--- begin SUPPLIED MATERIAL ---
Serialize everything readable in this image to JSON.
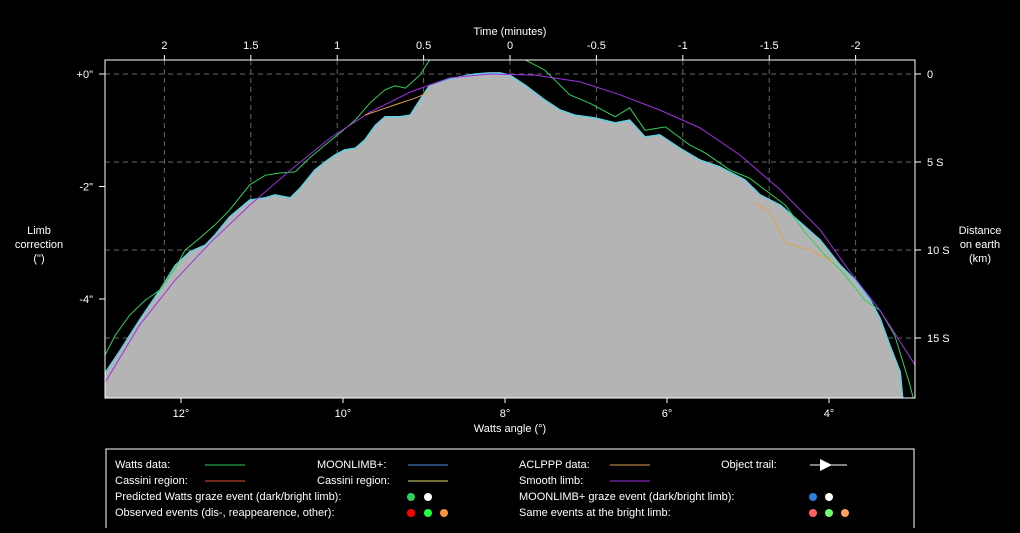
{
  "chart_data": {
    "type": "line",
    "title": "",
    "top_axis": {
      "label": "Time (minutes)",
      "ticks": [
        2,
        1.5,
        1,
        0.5,
        0,
        -0.5,
        -1,
        -1.5,
        -2
      ],
      "tick_labels": [
        "2",
        "1.5",
        "1",
        "0.5",
        "0",
        "-0.5",
        "-1",
        "-1.5",
        "-2"
      ]
    },
    "bottom_axis": {
      "label": "Watts angle (°)",
      "ticks": [
        12,
        10,
        8,
        6,
        4
      ],
      "tick_labels": [
        "12°",
        "10°",
        "8°",
        "6°",
        "4°"
      ],
      "range": [
        12.94,
        2.94
      ]
    },
    "left_axis": {
      "label_lines": [
        "Limb",
        "correction",
        "(\")"
      ],
      "ticks": [
        0,
        -2,
        -4
      ],
      "tick_labels": [
        "+0\"",
        "-2\"",
        "-4\""
      ],
      "range": [
        -5.76,
        0.25
      ]
    },
    "right_axis": {
      "label_lines": [
        "Distance",
        "on earth",
        "(km)"
      ],
      "ticks_km": [
        0,
        5,
        10,
        15
      ],
      "tick_labels": [
        "0",
        "5 S",
        "10 S",
        "15 S"
      ]
    },
    "grid": true,
    "colors": {
      "profile_fill": "#b4b4b4",
      "moonlimb": "#5fd0e0",
      "cassini_moonlimb": "#e8e070",
      "watts": "#2fd05a",
      "aclppp": "#e0a050",
      "smooth": "#a030e0",
      "cassini_watts": "#e05030"
    },
    "series": [
      {
        "name": "MOONLIMB+ profile",
        "x": [
          12.94,
          12.75,
          12.51,
          12.26,
          12.07,
          11.89,
          11.7,
          11.58,
          11.4,
          11.15,
          10.96,
          10.84,
          10.65,
          10.53,
          10.35,
          10.22,
          10.1,
          9.98,
          9.85,
          9.73,
          9.6,
          9.48,
          9.3,
          9.17,
          9.05,
          8.93,
          8.74,
          8.56,
          8.37,
          8.19,
          8.06,
          7.94,
          7.75,
          7.51,
          7.32,
          7.14,
          6.89,
          6.64,
          6.46,
          6.27,
          6.09,
          5.84,
          5.59,
          5.35,
          5.04,
          4.85,
          4.6,
          4.36,
          4.11,
          3.86,
          3.68,
          3.49,
          3.37,
          3.25,
          3.12,
          3.09
        ],
        "y": [
          -5.32,
          -4.91,
          -4.37,
          -3.84,
          -3.4,
          -3.16,
          -3.04,
          -2.86,
          -2.54,
          -2.24,
          -2.2,
          -2.15,
          -2.2,
          -2.03,
          -1.71,
          -1.56,
          -1.44,
          -1.35,
          -1.32,
          -1.17,
          -0.91,
          -0.76,
          -0.76,
          -0.73,
          -0.46,
          -0.2,
          -0.11,
          -0.05,
          0,
          0.02,
          0.02,
          -0.02,
          -0.2,
          -0.46,
          -0.64,
          -0.73,
          -0.78,
          -0.87,
          -0.82,
          -1.12,
          -1.08,
          -1.32,
          -1.53,
          -1.65,
          -1.88,
          -2.15,
          -2.33,
          -2.63,
          -2.95,
          -3.4,
          -3.66,
          -4.02,
          -4.34,
          -4.82,
          -5.3,
          -5.76
        ]
      },
      {
        "name": "Watts data",
        "segments": [
          {
            "x": [
              12.94,
              12.81,
              12.63,
              12.44,
              12.26,
              12.07,
              11.95,
              11.77,
              11.58,
              11.4,
              11.15,
              10.96,
              10.78,
              10.59,
              10.41,
              10.22,
              10.04,
              9.85,
              9.67,
              9.48,
              9.36,
              9.23,
              9.05,
              8.93
            ],
            "y": [
              -5.0,
              -4.64,
              -4.28,
              -4.02,
              -3.84,
              -3.45,
              -3.13,
              -2.92,
              -2.68,
              -2.42,
              -1.97,
              -1.8,
              -1.76,
              -1.74,
              -1.49,
              -1.26,
              -1.05,
              -0.82,
              -0.52,
              -0.28,
              -0.21,
              -0.25,
              -0.02,
              0.25
            ]
          },
          {
            "x": [
              7.75,
              7.51,
              7.2,
              6.95,
              6.64,
              6.46,
              6.27,
              6.02,
              5.72,
              5.53,
              5.22,
              4.98,
              4.79,
              4.54,
              4.3,
              4.05,
              3.86,
              3.68,
              3.56,
              3.37,
              3.19,
              3.0,
              2.96
            ],
            "y": [
              0.25,
              0.07,
              -0.37,
              -0.52,
              -0.76,
              -0.6,
              -1.0,
              -0.94,
              -1.26,
              -1.4,
              -1.71,
              -1.85,
              -2.06,
              -2.33,
              -2.81,
              -3.22,
              -3.48,
              -3.79,
              -4.02,
              -4.2,
              -4.64,
              -5.53,
              -5.76
            ]
          }
        ]
      },
      {
        "name": "Smooth limb",
        "x": [
          12.94,
          12.51,
          12.07,
          11.64,
          11.15,
          10.65,
          10.16,
          9.67,
          9.17,
          8.68,
          8.19,
          7.63,
          7.07,
          6.58,
          6.09,
          5.59,
          5.1,
          4.6,
          4.11,
          3.74,
          3.37,
          2.94
        ],
        "y": [
          -5.49,
          -4.46,
          -3.66,
          -3.0,
          -2.33,
          -1.71,
          -1.14,
          -0.68,
          -0.32,
          -0.07,
          0,
          -0.02,
          -0.14,
          -0.37,
          -0.64,
          -0.96,
          -1.44,
          -2.06,
          -2.77,
          -3.52,
          -4.2,
          -5.17
        ]
      },
      {
        "name": "ACLPPP data",
        "segments": [
          {
            "x": [
              9.73,
              9.36,
              9.11,
              8.93
            ],
            "y": [
              -0.73,
              -0.55,
              -0.43,
              -0.32
            ]
          },
          {
            "x": [
              4.93,
              4.73,
              4.54,
              4.23,
              3.95
            ],
            "y": [
              -2.28,
              -2.45,
              -3.0,
              -3.13,
              -3.34
            ]
          }
        ]
      }
    ]
  },
  "legend": {
    "watts_data": "Watts data:",
    "cassini_region_1": "Cassini region:",
    "moonlimb": "MOONLIMB+:",
    "cassini_region_2": "Cassini region:",
    "aclppp": "ACLPPP data:",
    "smooth_limb": "Smooth limb:",
    "object_trail": "Object trail:",
    "predicted_watts": "Predicted Watts graze event (dark/bright limb):",
    "moonlimb_graze": "MOONLIMB+ graze event (dark/bright limb):",
    "observed": "Observed events (dis-, reappearence, other):",
    "same_bright": "Same events at the bright limb:",
    "dot_colors": {
      "watts_dark": "#2fd05a",
      "watts_bright": "#ffffff",
      "ml_dark": "#2f7fe0",
      "ml_bright": "#ffffff",
      "obs": [
        "#ff0000",
        "#20ff40",
        "#ff9040"
      ],
      "bright": [
        "#ff6060",
        "#70ff70",
        "#ffa060"
      ]
    }
  }
}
--- end SUPPLIED MATERIAL ---
» **WRITTEN PROBLEM**
Go back to the records above and write them out exactly, without the pictures.

» **FINAL ANSWER**
Serialize everything readable in this image to JSON.
{
  "chart_data": {
    "type": "line",
    "title": "",
    "top_axis": {
      "label": "Time (minutes)",
      "ticks": [
        2,
        1.5,
        1,
        0.5,
        0,
        -0.5,
        -1,
        -1.5,
        -2
      ],
      "tick_labels": [
        "2",
        "1.5",
        "1",
        "0.5",
        "0",
        "-0.5",
        "-1",
        "-1.5",
        "-2"
      ]
    },
    "bottom_axis": {
      "label": "Watts angle (°)",
      "ticks": [
        12,
        10,
        8,
        6,
        4
      ],
      "tick_labels": [
        "12°",
        "10°",
        "8°",
        "6°",
        "4°"
      ],
      "range": [
        12.94,
        2.94
      ]
    },
    "left_axis": {
      "label_lines": [
        "Limb",
        "correction",
        "(\")"
      ],
      "ticks": [
        0,
        -2,
        -4
      ],
      "tick_labels": [
        "+0\"",
        "-2\"",
        "-4\""
      ],
      "range": [
        -5.76,
        0.25
      ]
    },
    "right_axis": {
      "label_lines": [
        "Distance",
        "on earth",
        "(km)"
      ],
      "ticks_km": [
        0,
        5,
        10,
        15
      ],
      "tick_labels": [
        "0",
        "5 S",
        "10 S",
        "15 S"
      ]
    },
    "grid": true,
    "colors": {
      "profile_fill": "#b4b4b4",
      "moonlimb": "#5fd0e0",
      "cassini_moonlimb": "#e8e070",
      "watts": "#2fd05a",
      "aclppp": "#e0a050",
      "smooth": "#a030e0",
      "cassini_watts": "#e05030"
    },
    "series": [
      {
        "name": "MOONLIMB+ profile",
        "x": [
          12.94,
          12.75,
          12.51,
          12.26,
          12.07,
          11.89,
          11.7,
          11.58,
          11.4,
          11.15,
          10.96,
          10.84,
          10.65,
          10.53,
          10.35,
          10.22,
          10.1,
          9.98,
          9.85,
          9.73,
          9.6,
          9.48,
          9.3,
          9.17,
          9.05,
          8.93,
          8.74,
          8.56,
          8.37,
          8.19,
          8.06,
          7.94,
          7.75,
          7.51,
          7.32,
          7.14,
          6.89,
          6.64,
          6.46,
          6.27,
          6.09,
          5.84,
          5.59,
          5.35,
          5.04,
          4.85,
          4.6,
          4.36,
          4.11,
          3.86,
          3.68,
          3.49,
          3.37,
          3.25,
          3.12,
          3.09
        ],
        "y": [
          -5.32,
          -4.91,
          -4.37,
          -3.84,
          -3.4,
          -3.16,
          -3.04,
          -2.86,
          -2.54,
          -2.24,
          -2.2,
          -2.15,
          -2.2,
          -2.03,
          -1.71,
          -1.56,
          -1.44,
          -1.35,
          -1.32,
          -1.17,
          -0.91,
          -0.76,
          -0.76,
          -0.73,
          -0.46,
          -0.2,
          -0.11,
          -0.05,
          0,
          0.02,
          0.02,
          -0.02,
          -0.2,
          -0.46,
          -0.64,
          -0.73,
          -0.78,
          -0.87,
          -0.82,
          -1.12,
          -1.08,
          -1.32,
          -1.53,
          -1.65,
          -1.88,
          -2.15,
          -2.33,
          -2.63,
          -2.95,
          -3.4,
          -3.66,
          -4.02,
          -4.34,
          -4.82,
          -5.3,
          -5.76
        ]
      },
      {
        "name": "Watts data",
        "segments": [
          {
            "x": [
              12.94,
              12.81,
              12.63,
              12.44,
              12.26,
              12.07,
              11.95,
              11.77,
              11.58,
              11.4,
              11.15,
              10.96,
              10.78,
              10.59,
              10.41,
              10.22,
              10.04,
              9.85,
              9.67,
              9.48,
              9.36,
              9.23,
              9.05,
              8.93
            ],
            "y": [
              -5.0,
              -4.64,
              -4.28,
              -4.02,
              -3.84,
              -3.45,
              -3.13,
              -2.92,
              -2.68,
              -2.42,
              -1.97,
              -1.8,
              -1.76,
              -1.74,
              -1.49,
              -1.26,
              -1.05,
              -0.82,
              -0.52,
              -0.28,
              -0.21,
              -0.25,
              -0.02,
              0.25
            ]
          },
          {
            "x": [
              7.75,
              7.51,
              7.2,
              6.95,
              6.64,
              6.46,
              6.27,
              6.02,
              5.72,
              5.53,
              5.22,
              4.98,
              4.79,
              4.54,
              4.3,
              4.05,
              3.86,
              3.68,
              3.56,
              3.37,
              3.19,
              3.0,
              2.96
            ],
            "y": [
              0.25,
              0.07,
              -0.37,
              -0.52,
              -0.76,
              -0.6,
              -1.0,
              -0.94,
              -1.26,
              -1.4,
              -1.71,
              -1.85,
              -2.06,
              -2.33,
              -2.81,
              -3.22,
              -3.48,
              -3.79,
              -4.02,
              -4.2,
              -4.64,
              -5.53,
              -5.76
            ]
          }
        ]
      },
      {
        "name": "Smooth limb",
        "x": [
          12.94,
          12.51,
          12.07,
          11.64,
          11.15,
          10.65,
          10.16,
          9.67,
          9.17,
          8.68,
          8.19,
          7.63,
          7.07,
          6.58,
          6.09,
          5.59,
          5.1,
          4.6,
          4.11,
          3.74,
          3.37,
          2.94
        ],
        "y": [
          -5.49,
          -4.46,
          -3.66,
          -3.0,
          -2.33,
          -1.71,
          -1.14,
          -0.68,
          -0.32,
          -0.07,
          0,
          -0.02,
          -0.14,
          -0.37,
          -0.64,
          -0.96,
          -1.44,
          -2.06,
          -2.77,
          -3.52,
          -4.2,
          -5.17
        ]
      },
      {
        "name": "ACLPPP data",
        "segments": [
          {
            "x": [
              9.73,
              9.36,
              9.11,
              8.93
            ],
            "y": [
              -0.73,
              -0.55,
              -0.43,
              -0.32
            ]
          },
          {
            "x": [
              4.93,
              4.73,
              4.54,
              4.23,
              3.95
            ],
            "y": [
              -2.28,
              -2.45,
              -3.0,
              -3.13,
              -3.34
            ]
          }
        ]
      }
    ]
  },
  "legend": {
    "watts_data": "Watts data:",
    "cassini_region_1": "Cassini region:",
    "moonlimb": "MOONLIMB+:",
    "cassini_region_2": "Cassini region:",
    "aclppp": "ACLPPP data:",
    "smooth_limb": "Smooth limb:",
    "object_trail": "Object trail:",
    "predicted_watts": "Predicted Watts graze event (dark/bright limb):",
    "moonlimb_graze": "MOONLIMB+ graze event (dark/bright limb):",
    "observed": "Observed events (dis-, reappearence, other):",
    "same_bright": "Same events at the bright limb:",
    "dot_colors": {
      "watts_dark": "#2fd05a",
      "watts_bright": "#ffffff",
      "ml_dark": "#2f7fe0",
      "ml_bright": "#ffffff",
      "obs": [
        "#ff0000",
        "#20ff40",
        "#ff9040"
      ],
      "bright": [
        "#ff6060",
        "#70ff70",
        "#ffa060"
      ]
    }
  }
}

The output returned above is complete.